# Task objective
Reproduce the records exactly.

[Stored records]
····················
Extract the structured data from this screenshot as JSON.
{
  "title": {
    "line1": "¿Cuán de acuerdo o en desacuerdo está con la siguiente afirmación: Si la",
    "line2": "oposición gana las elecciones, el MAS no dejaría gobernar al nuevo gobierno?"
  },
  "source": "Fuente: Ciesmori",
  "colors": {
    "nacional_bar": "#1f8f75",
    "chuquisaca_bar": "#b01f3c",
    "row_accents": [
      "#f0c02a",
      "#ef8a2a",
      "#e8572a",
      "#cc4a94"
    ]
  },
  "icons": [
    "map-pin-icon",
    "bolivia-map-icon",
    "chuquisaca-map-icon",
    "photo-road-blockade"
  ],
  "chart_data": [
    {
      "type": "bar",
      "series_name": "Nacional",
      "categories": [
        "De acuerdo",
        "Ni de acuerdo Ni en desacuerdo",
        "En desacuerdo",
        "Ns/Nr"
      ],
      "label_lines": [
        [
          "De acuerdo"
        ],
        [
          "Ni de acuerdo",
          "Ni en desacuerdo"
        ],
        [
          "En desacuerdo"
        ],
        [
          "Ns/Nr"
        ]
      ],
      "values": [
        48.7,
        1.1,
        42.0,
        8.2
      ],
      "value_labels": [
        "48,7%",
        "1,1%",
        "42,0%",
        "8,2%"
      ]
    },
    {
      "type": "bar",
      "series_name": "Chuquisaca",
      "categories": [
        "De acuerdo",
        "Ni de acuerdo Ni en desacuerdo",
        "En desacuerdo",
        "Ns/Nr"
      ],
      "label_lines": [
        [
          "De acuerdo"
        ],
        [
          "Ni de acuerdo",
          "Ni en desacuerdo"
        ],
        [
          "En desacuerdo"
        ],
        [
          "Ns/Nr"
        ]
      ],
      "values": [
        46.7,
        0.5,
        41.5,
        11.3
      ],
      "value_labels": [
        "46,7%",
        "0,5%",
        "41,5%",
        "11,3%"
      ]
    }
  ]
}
····················
# The answer
Extract the structured data from this screenshot as JSON.
{
  "title": {
    "line1": "¿Cuán de acuerdo o en desacuerdo está con la siguiente afirmación: Si la",
    "line2": "oposición gana las elecciones, el MAS no dejaría gobernar al nuevo gobierno?"
  },
  "source": "Fuente: Ciesmori",
  "colors": {
    "nacional_bar": "#1f8f75",
    "chuquisaca_bar": "#b01f3c",
    "row_accents": [
      "#f0c02a",
      "#ef8a2a",
      "#e8572a",
      "#cc4a94"
    ]
  },
  "icons": [
    "map-pin-icon",
    "bolivia-map-icon",
    "chuquisaca-map-icon",
    "photo-road-blockade"
  ],
  "chart_data": [
    {
      "type": "bar",
      "series_name": "Nacional",
      "categories": [
        "De acuerdo",
        "Ni de acuerdo Ni en desacuerdo",
        "En desacuerdo",
        "Ns/Nr"
      ],
      "label_lines": [
        [
          "De acuerdo"
        ],
        [
          "Ni de acuerdo",
          "Ni en desacuerdo"
        ],
        [
          "En desacuerdo"
        ],
        [
          "Ns/Nr"
        ]
      ],
      "values": [
        48.7,
        1.1,
        42.0,
        8.2
      ],
      "value_labels": [
        "48,7%",
        "1,1%",
        "42,0%",
        "8,2%"
      ]
    },
    {
      "type": "bar",
      "series_name": "Chuquisaca",
      "categories": [
        "De acuerdo",
        "Ni de acuerdo Ni en desacuerdo",
        "En desacuerdo",
        "Ns/Nr"
      ],
      "label_lines": [
        [
          "De acuerdo"
        ],
        [
          "Ni de acuerdo",
          "Ni en desacuerdo"
        ],
        [
          "En desacuerdo"
        ],
        [
          "Ns/Nr"
        ]
      ],
      "values": [
        46.7,
        0.5,
        41.5,
        11.3
      ],
      "value_labels": [
        "46,7%",
        "0,5%",
        "41,5%",
        "11,3%"
      ]
    }
  ]
}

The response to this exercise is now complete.